* [TO DO] Take every line from the listing below that includes "this" and copy it.

* [SOURCE RECORDS]
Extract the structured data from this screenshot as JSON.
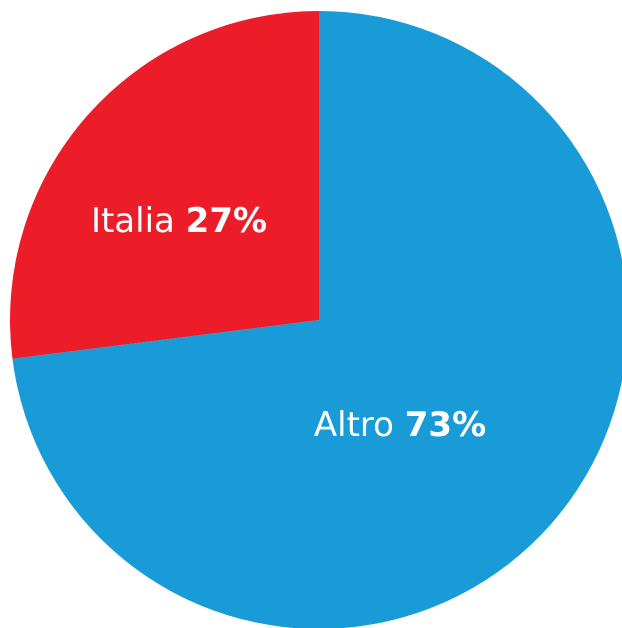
{
  "chart_data": {
    "type": "pie",
    "slices": [
      {
        "label": "Altro",
        "value": 73,
        "display": "73%",
        "color": "#189BD7"
      },
      {
        "label": "Italia",
        "value": 27,
        "display": "27%",
        "color": "#ED1C29"
      }
    ]
  }
}
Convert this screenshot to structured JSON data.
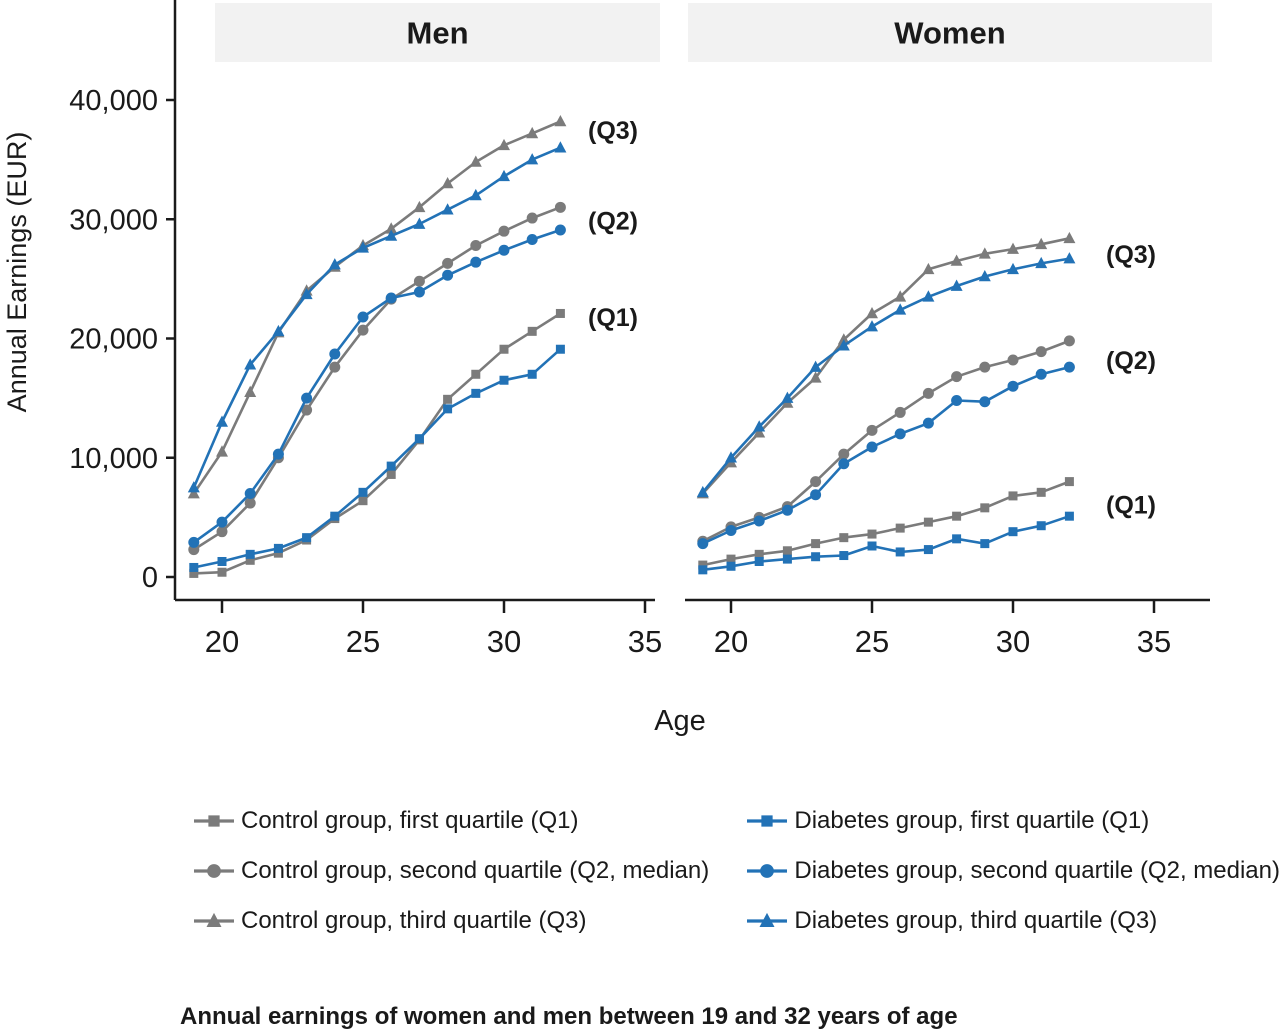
{
  "caption": "Annual earnings of women and men between 19 and 32 years of age",
  "colors": {
    "control": "#7b7b7b",
    "diabetes": "#2272b6",
    "header_bg": "#f2f2f2",
    "axis": "#1a1a1a"
  },
  "chart_data": [
    {
      "type": "line",
      "title": "Men",
      "xlabel": "Age",
      "ylabel": "Annual Earnings (EUR)",
      "xlim": [
        18.3,
        35.4
      ],
      "ylim": [
        0,
        40000
      ],
      "xticks": [
        20,
        25,
        30,
        35
      ],
      "yticks": [
        0,
        10000,
        20000,
        30000,
        40000
      ],
      "ytick_labels": [
        "0",
        "10,000",
        "20,000",
        "30,000",
        "40,000"
      ],
      "x": [
        19,
        20,
        21,
        22,
        23,
        24,
        25,
        26,
        27,
        28,
        29,
        30,
        31,
        32
      ],
      "series": [
        {
          "name": "Control group, first quartile (Q1)",
          "group": "control",
          "marker": "square",
          "values": [
            300,
            400,
            1400,
            2000,
            3100,
            4900,
            6400,
            8600,
            11500,
            14900,
            17000,
            19100,
            20600,
            22100
          ]
        },
        {
          "name": "Control group, second quartile (Q2, median)",
          "group": "control",
          "marker": "circle",
          "values": [
            2300,
            3800,
            6200,
            10000,
            14000,
            17600,
            20700,
            23300,
            24800,
            26300,
            27800,
            29000,
            30100,
            31000
          ]
        },
        {
          "name": "Control group, third quartile (Q3)",
          "group": "control",
          "marker": "triangle",
          "values": [
            7000,
            10500,
            15500,
            20500,
            24000,
            26000,
            27800,
            29200,
            31000,
            33000,
            34800,
            36200,
            37200,
            38200
          ]
        },
        {
          "name": "Diabetes group, first quartile (Q1)",
          "group": "diabetes",
          "marker": "square",
          "values": [
            800,
            1300,
            1900,
            2400,
            3300,
            5100,
            7100,
            9300,
            11600,
            14100,
            15400,
            16500,
            17000,
            19100
          ]
        },
        {
          "name": "Diabetes group, second quartile (Q2, median)",
          "group": "diabetes",
          "marker": "circle",
          "values": [
            2900,
            4600,
            7000,
            10300,
            15000,
            18700,
            21800,
            23400,
            23900,
            25300,
            26400,
            27400,
            28300,
            29100
          ]
        },
        {
          "name": "Diabetes group, third quartile (Q3)",
          "group": "diabetes",
          "marker": "triangle",
          "values": [
            7500,
            13000,
            17800,
            20600,
            23700,
            26200,
            27600,
            28600,
            29600,
            30800,
            32000,
            33600,
            35000,
            36000
          ]
        }
      ],
      "annotations": [
        {
          "label": "(Q3)",
          "value": 37500
        },
        {
          "label": "(Q2)",
          "value": 29900
        },
        {
          "label": "(Q1)",
          "value": 21800
        }
      ]
    },
    {
      "type": "line",
      "title": "Women",
      "xlabel": "Age",
      "ylabel": "Annual Earnings (EUR)",
      "xlim": [
        18.3,
        35.4
      ],
      "ylim": [
        0,
        40000
      ],
      "xticks": [
        20,
        25,
        30,
        35
      ],
      "yticks": [
        0,
        10000,
        20000,
        30000,
        40000
      ],
      "ytick_labels": [
        "0",
        "10,000",
        "20,000",
        "30,000",
        "40,000"
      ],
      "x": [
        19,
        20,
        21,
        22,
        23,
        24,
        25,
        26,
        27,
        28,
        29,
        30,
        31,
        32
      ],
      "series": [
        {
          "name": "Control group, first quartile (Q1)",
          "group": "control",
          "marker": "square",
          "values": [
            1000,
            1500,
            1900,
            2200,
            2800,
            3300,
            3600,
            4100,
            4600,
            5100,
            5800,
            6800,
            7100,
            8000
          ]
        },
        {
          "name": "Control group, second quartile (Q2, median)",
          "group": "control",
          "marker": "circle",
          "values": [
            3000,
            4200,
            5000,
            5900,
            8000,
            10300,
            12300,
            13800,
            15400,
            16800,
            17600,
            18200,
            18900,
            19800
          ]
        },
        {
          "name": "Control group, third quartile (Q3)",
          "group": "control",
          "marker": "triangle",
          "values": [
            7000,
            9600,
            12100,
            14600,
            16700,
            19900,
            22100,
            23500,
            25800,
            26500,
            27100,
            27500,
            27900,
            28400
          ]
        },
        {
          "name": "Diabetes group, first quartile (Q1)",
          "group": "diabetes",
          "marker": "square",
          "values": [
            600,
            900,
            1300,
            1500,
            1700,
            1800,
            2600,
            2100,
            2300,
            3200,
            2800,
            3800,
            4300,
            5100
          ]
        },
        {
          "name": "Diabetes group, second quartile (Q2, median)",
          "group": "diabetes",
          "marker": "circle",
          "values": [
            2800,
            3900,
            4700,
            5600,
            6900,
            9500,
            10900,
            12000,
            12900,
            14800,
            14700,
            16000,
            17000,
            17600
          ]
        },
        {
          "name": "Diabetes group, third quartile (Q3)",
          "group": "diabetes",
          "marker": "triangle",
          "values": [
            7100,
            10000,
            12600,
            15000,
            17600,
            19400,
            21000,
            22400,
            23500,
            24400,
            25200,
            25800,
            26300,
            26700
          ]
        }
      ],
      "annotations": [
        {
          "label": "(Q3)",
          "value": 27100
        },
        {
          "label": "(Q2)",
          "value": 18200
        },
        {
          "label": "(Q1)",
          "value": 6100
        }
      ]
    }
  ],
  "legend": {
    "columns": [
      {
        "group": "control",
        "items": [
          {
            "label": "Control group, first quartile (Q1)",
            "marker": "square"
          },
          {
            "label": "Control group, second quartile (Q2, median)",
            "marker": "circle"
          },
          {
            "label": "Control group, third quartile (Q3)",
            "marker": "triangle"
          }
        ]
      },
      {
        "group": "diabetes",
        "items": [
          {
            "label": "Diabetes group, first quartile (Q1)",
            "marker": "square"
          },
          {
            "label": "Diabetes group, second quartile (Q2, median)",
            "marker": "circle"
          },
          {
            "label": "Diabetes group, third quartile (Q3)",
            "marker": "triangle"
          }
        ]
      }
    ]
  }
}
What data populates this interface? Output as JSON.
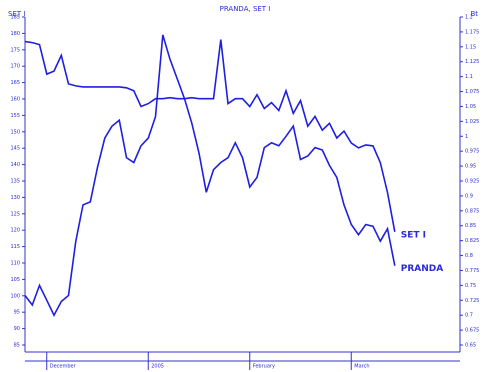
{
  "chart_data": {
    "type": "line",
    "title": "PRANDA, SET I",
    "y_label": "SET I",
    "y2_label": "Bt",
    "x": [
      0,
      1,
      2,
      3,
      4,
      5,
      6,
      7,
      8,
      9,
      10,
      11,
      12,
      13,
      14,
      15,
      16,
      17,
      18,
      19,
      20,
      21,
      22,
      23,
      24,
      25,
      26,
      27,
      28,
      29,
      30,
      31,
      32,
      33,
      34,
      35,
      36,
      37,
      38,
      39,
      40,
      41,
      42,
      43,
      44,
      45,
      46,
      47,
      48,
      49,
      50,
      51
    ],
    "xlim": [
      0,
      60
    ],
    "xticks": [
      {
        "value": 3,
        "label": "December"
      },
      {
        "value": 17,
        "label": "2005"
      },
      {
        "value": 31,
        "label": "February"
      },
      {
        "value": 45,
        "label": "March"
      }
    ],
    "ylim": [
      85,
      185
    ],
    "yticks": [
      85,
      90,
      95,
      100,
      105,
      110,
      115,
      120,
      125,
      130,
      135,
      140,
      145,
      150,
      155,
      160,
      165,
      170,
      175,
      180,
      185
    ],
    "y2lim": [
      0.65,
      1.2
    ],
    "y2ticks": [
      0.65,
      0.675,
      0.7,
      0.725,
      0.75,
      0.775,
      0.8,
      0.825,
      0.85,
      0.875,
      0.9,
      0.925,
      0.95,
      0.975,
      1,
      1.025,
      1.05,
      1.075,
      1.1,
      1.125,
      1.15,
      1.175,
      1.2
    ],
    "series": [
      {
        "name": "SET I",
        "color": "#1f1fe0",
        "values": [
          177.5,
          177.2,
          176.6,
          167.6,
          168.5,
          173.3,
          164.6,
          164,
          163.7,
          163.7,
          163.7,
          163.7,
          163.7,
          163.7,
          163.4,
          162.5,
          157.7,
          158.6,
          160.1,
          160.1,
          160.4,
          160.1,
          160.1,
          160.4,
          160.1,
          160.1,
          160.1,
          178.1,
          158.6,
          160.1,
          160.1,
          157.7,
          161.3,
          157.1,
          158.9,
          156.5,
          162.5,
          155.6,
          159.5,
          151.7,
          154.7,
          150.5,
          152.6,
          148.1,
          150.2,
          146.6,
          145.1,
          146,
          145.7,
          140.6,
          131.5,
          119.5
        ]
      },
      {
        "name": "PRANDA",
        "color": "#1f1fe0",
        "axis": "y2",
        "values": [
          0.733,
          0.717,
          0.75,
          0.725,
          0.7,
          0.723,
          0.733,
          0.824,
          0.885,
          0.89,
          0.948,
          0.997,
          1.017,
          1.027,
          0.964,
          0.956,
          0.984,
          0.997,
          1.033,
          1.17,
          1.129,
          1.096,
          1.063,
          1.022,
          0.972,
          0.906,
          0.944,
          0.956,
          0.964,
          0.989,
          0.964,
          0.915,
          0.931,
          0.981,
          0.989,
          0.984,
          1,
          1.017,
          0.961,
          0.967,
          0.981,
          0.977,
          0.951,
          0.931,
          0.885,
          0.852,
          0.835,
          0.852,
          0.849,
          0.824,
          0.845,
          0.783
        ]
      }
    ]
  }
}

* [TASK SOLUTION]
Extract the structured data from this screenshot as JSON.
Convert this screenshot to structured JSON data.
What data populates this interface? Output as JSON.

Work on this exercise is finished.